| Stored data entries |
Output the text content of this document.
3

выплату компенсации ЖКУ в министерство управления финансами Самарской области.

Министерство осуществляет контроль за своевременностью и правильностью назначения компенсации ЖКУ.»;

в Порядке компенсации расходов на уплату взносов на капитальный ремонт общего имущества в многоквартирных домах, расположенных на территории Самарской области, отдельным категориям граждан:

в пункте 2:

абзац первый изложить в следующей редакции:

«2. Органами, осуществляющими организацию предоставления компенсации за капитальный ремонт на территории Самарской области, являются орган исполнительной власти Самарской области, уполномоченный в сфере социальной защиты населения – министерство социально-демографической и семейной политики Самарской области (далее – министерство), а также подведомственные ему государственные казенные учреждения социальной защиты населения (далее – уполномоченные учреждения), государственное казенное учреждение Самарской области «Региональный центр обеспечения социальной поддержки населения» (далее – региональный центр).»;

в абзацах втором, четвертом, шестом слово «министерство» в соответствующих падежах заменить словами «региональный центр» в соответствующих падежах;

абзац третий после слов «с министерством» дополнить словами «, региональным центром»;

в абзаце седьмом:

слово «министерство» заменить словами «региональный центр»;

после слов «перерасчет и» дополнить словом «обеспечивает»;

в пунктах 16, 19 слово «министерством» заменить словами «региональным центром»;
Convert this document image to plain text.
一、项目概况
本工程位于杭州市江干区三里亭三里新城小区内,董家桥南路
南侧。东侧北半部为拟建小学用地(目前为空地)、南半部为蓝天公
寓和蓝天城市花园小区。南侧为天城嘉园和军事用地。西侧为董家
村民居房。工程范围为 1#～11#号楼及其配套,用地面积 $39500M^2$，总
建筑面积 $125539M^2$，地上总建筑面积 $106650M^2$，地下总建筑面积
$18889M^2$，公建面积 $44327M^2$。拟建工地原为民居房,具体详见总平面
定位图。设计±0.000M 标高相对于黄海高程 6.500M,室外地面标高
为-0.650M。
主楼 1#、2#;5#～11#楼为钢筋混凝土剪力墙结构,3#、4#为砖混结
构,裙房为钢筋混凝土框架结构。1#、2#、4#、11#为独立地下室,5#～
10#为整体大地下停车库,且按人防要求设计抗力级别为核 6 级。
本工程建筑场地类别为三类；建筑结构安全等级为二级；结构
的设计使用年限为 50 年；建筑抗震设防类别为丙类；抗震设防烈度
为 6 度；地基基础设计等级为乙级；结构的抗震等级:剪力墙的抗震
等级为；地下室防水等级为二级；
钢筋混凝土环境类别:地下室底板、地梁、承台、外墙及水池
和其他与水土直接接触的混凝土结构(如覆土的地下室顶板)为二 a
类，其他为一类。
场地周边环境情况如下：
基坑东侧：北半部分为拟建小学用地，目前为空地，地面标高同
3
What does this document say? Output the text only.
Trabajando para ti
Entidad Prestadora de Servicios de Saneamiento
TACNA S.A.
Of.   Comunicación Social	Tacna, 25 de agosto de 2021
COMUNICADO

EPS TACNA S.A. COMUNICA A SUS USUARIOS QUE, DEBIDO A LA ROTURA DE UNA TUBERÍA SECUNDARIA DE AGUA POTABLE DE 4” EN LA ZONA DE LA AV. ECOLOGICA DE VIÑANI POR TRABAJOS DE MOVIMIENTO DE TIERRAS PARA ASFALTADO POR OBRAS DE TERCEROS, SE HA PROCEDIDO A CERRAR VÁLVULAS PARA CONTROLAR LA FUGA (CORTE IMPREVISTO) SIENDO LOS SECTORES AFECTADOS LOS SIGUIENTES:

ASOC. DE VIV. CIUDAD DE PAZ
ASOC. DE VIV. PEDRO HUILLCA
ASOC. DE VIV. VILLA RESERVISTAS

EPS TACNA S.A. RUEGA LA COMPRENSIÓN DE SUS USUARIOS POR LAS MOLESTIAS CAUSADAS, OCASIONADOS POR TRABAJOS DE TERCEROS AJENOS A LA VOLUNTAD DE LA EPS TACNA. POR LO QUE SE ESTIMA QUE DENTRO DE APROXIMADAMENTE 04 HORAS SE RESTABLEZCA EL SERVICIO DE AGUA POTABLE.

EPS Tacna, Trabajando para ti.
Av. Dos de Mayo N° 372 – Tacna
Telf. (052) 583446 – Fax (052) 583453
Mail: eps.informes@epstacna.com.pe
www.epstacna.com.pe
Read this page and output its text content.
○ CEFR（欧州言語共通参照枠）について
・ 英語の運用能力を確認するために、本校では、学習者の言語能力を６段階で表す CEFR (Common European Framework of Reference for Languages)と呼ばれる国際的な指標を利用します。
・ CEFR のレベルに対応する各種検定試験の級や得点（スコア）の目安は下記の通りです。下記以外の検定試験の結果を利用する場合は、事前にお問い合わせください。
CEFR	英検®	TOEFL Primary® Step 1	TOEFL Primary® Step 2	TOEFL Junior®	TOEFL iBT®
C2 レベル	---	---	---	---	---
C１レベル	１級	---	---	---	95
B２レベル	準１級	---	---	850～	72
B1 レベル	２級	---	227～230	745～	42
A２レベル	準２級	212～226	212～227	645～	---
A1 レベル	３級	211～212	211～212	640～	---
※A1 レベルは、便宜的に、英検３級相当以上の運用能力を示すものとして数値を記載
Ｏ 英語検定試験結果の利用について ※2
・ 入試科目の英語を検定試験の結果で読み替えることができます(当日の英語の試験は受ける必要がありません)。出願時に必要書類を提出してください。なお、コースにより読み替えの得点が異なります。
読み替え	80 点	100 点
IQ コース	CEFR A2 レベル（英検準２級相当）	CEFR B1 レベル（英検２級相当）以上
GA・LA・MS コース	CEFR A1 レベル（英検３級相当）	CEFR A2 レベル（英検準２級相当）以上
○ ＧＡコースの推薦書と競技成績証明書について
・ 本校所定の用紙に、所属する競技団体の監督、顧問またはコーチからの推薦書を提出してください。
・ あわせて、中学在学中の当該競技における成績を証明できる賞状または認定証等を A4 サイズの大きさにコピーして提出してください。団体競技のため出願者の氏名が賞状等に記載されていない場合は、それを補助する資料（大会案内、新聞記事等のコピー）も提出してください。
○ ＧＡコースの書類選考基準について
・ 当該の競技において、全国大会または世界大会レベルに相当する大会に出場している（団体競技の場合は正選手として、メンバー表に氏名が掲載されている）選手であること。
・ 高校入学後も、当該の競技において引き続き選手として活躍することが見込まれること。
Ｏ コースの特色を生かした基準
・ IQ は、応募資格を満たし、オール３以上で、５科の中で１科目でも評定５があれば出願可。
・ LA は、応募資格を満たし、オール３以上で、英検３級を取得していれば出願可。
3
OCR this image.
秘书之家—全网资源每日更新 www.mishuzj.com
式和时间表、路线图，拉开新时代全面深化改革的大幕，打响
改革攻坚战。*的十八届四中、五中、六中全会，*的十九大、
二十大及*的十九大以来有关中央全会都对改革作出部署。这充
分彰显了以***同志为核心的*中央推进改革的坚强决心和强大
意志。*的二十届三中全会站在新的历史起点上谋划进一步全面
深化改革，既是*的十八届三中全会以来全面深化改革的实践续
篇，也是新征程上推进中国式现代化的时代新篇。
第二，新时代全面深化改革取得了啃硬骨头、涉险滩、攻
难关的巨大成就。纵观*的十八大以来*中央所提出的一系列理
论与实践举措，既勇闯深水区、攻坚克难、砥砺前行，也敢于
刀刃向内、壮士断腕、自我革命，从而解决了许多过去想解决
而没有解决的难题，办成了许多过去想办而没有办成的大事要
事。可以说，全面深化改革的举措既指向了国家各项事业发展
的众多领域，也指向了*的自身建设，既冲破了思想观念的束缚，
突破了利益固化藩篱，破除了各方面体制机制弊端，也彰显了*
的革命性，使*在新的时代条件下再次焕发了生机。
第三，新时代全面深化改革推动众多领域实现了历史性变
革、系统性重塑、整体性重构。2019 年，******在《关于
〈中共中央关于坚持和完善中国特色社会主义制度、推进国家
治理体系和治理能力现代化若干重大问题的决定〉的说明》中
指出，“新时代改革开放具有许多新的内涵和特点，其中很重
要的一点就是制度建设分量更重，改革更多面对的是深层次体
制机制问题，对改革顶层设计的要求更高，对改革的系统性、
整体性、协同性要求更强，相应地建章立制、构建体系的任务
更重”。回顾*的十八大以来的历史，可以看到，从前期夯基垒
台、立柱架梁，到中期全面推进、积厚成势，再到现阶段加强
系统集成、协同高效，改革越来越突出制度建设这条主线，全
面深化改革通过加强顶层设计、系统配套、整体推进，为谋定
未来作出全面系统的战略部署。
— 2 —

| TASK DIRECTIONS |
Reproduce precisely the span of lines that begins at the line containing "OCR this image." and ends with the last line of the listing.

| REPLY TO THE EXERCISE |
OCR this image.
秘书之家—全网资源每日更新 www.mishuzj.com
式和时间表、路线图，拉开新时代全面深化改革的大幕，打响
改革攻坚战。*的十八届四中、五中、六中全会，*的十九大、
二十大及*的十九大以来有关中央全会都对改革作出部署。这充
分彰显了以***同志为核心的*中央推进改革的坚强决心和强大
意志。*的二十届三中全会站在新的历史起点上谋划进一步全面
深化改革，既是*的十八届三中全会以来全面深化改革的实践续
篇，也是新征程上推进中国式现代化的时代新篇。
第二，新时代全面深化改革取得了啃硬骨头、涉险滩、攻
难关的巨大成就。纵观*的十八大以来*中央所提出的一系列理
论与实践举措，既勇闯深水区、攻坚克难、砥砺前行，也敢于
刀刃向内、壮士断腕、自我革命，从而解决了许多过去想解决
而没有解决的难题，办成了许多过去想办而没有办成的大事要
事。可以说，全面深化改革的举措既指向了国家各项事业发展
的众多领域，也指向了*的自身建设，既冲破了思想观念的束缚，
突破了利益固化藩篱，破除了各方面体制机制弊端，也彰显了*
的革命性，使*在新的时代条件下再次焕发了生机。
第三，新时代全面深化改革推动众多领域实现了历史性变
革、系统性重塑、整体性重构。2019 年，******在《关于
〈中共中央关于坚持和完善中国特色社会主义制度、推进国家
治理体系和治理能力现代化若干重大问题的决定〉的说明》中
指出，“新时代改革开放具有许多新的内涵和特点，其中很重
要的一点就是制度建设分量更重，改革更多面对的是深层次体
制机制问题，对改革顶层设计的要求更高，对改革的系统性、
整体性、协同性要求更强，相应地建章立制、构建体系的任务
更重”。回顾*的十八大以来的历史，可以看到，从前期夯基垒
台、立柱架梁，到中期全面推进、积厚成势，再到现阶段加强
系统集成、协同高效，改革越来越突出制度建设这条主线，全
面深化改革通过加强顶层设计、系统配套、整体推进，为谋定
未来作出全面系统的战略部署。
— 2 —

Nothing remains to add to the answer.